Dataset items
================================

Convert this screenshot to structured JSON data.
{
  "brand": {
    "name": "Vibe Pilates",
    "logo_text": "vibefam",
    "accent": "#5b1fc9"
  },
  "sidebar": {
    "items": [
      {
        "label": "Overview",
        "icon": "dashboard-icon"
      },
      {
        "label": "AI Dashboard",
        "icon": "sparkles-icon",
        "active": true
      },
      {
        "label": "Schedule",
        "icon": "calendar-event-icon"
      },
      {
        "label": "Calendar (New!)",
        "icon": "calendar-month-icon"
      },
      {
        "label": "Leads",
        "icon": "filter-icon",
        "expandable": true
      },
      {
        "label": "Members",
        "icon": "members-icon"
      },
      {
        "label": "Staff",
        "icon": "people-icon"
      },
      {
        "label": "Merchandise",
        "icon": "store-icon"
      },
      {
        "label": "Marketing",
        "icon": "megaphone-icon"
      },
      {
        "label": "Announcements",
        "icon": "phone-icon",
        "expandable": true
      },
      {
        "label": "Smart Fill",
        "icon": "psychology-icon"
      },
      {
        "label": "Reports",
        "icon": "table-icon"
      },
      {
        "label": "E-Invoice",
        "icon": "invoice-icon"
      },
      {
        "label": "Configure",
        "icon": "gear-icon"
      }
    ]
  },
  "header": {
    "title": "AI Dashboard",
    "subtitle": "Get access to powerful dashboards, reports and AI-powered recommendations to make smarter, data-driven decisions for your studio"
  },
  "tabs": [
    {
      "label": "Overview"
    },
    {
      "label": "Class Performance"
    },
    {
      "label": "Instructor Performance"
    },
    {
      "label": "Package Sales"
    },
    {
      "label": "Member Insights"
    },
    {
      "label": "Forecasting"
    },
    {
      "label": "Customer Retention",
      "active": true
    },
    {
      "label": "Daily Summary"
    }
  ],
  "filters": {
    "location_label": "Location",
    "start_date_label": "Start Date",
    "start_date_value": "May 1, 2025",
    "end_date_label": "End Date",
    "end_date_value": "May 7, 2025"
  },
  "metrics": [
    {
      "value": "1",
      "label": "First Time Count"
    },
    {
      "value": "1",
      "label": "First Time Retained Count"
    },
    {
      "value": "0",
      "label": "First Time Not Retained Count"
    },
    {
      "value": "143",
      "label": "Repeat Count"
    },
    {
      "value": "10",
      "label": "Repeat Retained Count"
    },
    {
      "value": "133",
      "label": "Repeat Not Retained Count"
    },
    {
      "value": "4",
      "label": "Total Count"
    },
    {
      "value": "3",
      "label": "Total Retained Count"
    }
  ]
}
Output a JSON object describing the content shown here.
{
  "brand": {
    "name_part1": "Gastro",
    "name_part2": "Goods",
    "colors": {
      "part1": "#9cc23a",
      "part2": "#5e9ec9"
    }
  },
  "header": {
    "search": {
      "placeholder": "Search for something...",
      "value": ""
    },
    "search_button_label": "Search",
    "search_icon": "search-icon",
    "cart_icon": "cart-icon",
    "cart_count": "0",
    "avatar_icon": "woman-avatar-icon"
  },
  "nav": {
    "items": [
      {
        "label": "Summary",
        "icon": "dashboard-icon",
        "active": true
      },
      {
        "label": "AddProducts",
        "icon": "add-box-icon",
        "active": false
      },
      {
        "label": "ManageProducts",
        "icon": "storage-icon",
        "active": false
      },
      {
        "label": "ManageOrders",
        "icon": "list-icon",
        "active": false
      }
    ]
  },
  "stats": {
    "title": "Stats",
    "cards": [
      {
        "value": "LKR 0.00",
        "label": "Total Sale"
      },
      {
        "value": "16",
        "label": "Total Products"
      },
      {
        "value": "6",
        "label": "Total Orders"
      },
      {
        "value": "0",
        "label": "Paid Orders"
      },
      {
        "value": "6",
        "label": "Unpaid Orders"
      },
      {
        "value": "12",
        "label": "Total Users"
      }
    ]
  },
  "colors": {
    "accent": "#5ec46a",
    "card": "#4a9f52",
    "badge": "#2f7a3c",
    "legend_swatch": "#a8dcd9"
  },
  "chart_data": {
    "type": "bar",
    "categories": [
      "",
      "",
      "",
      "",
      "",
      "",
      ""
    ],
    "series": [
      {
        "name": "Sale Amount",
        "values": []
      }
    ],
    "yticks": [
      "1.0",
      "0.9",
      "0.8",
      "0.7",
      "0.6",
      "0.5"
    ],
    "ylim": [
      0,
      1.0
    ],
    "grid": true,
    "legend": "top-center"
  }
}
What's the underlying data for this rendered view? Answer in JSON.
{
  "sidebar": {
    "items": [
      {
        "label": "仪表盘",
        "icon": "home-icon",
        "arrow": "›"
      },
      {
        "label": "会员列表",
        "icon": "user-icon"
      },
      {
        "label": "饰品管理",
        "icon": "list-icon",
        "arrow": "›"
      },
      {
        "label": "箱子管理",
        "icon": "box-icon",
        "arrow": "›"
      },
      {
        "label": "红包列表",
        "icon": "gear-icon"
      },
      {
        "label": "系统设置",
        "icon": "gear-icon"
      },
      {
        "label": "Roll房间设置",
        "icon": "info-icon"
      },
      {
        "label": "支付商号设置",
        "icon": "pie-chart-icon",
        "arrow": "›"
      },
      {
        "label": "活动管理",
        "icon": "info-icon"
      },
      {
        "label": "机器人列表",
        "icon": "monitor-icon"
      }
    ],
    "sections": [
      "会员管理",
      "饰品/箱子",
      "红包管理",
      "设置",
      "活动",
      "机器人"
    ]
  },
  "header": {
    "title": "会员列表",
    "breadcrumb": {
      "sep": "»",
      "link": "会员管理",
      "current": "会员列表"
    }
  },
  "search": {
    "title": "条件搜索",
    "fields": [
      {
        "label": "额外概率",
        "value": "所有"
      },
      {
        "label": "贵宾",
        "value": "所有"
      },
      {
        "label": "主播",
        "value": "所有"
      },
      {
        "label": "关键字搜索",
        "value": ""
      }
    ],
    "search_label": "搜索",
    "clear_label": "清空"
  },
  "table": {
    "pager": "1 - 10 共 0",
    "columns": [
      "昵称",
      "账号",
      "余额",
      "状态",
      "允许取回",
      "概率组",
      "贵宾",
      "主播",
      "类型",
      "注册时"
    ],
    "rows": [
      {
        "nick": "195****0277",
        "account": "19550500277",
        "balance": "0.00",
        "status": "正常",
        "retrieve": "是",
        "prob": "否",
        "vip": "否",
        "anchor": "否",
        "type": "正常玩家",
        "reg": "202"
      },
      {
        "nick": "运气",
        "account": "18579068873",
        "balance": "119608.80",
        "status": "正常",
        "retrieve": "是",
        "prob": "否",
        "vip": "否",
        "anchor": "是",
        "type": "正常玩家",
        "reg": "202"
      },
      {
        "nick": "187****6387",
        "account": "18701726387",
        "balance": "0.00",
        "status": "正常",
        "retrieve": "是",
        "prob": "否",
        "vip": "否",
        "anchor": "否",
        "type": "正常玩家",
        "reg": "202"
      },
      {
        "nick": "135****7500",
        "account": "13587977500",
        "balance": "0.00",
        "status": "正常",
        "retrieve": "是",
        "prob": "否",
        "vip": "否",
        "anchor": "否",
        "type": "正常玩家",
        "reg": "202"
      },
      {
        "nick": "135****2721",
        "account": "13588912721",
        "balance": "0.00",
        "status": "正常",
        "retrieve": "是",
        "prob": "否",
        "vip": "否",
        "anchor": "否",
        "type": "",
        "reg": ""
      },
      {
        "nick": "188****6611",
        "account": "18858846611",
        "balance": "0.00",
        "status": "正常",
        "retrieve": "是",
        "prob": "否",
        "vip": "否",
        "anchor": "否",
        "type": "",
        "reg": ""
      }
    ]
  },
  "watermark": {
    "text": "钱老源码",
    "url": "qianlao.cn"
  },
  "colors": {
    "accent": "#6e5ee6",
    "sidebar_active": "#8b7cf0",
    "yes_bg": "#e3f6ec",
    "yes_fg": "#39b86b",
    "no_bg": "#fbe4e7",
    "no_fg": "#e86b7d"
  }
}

================================

| Directions for this task |
Write only the number of lines in the data above that include "Total".

| Result of the task |
6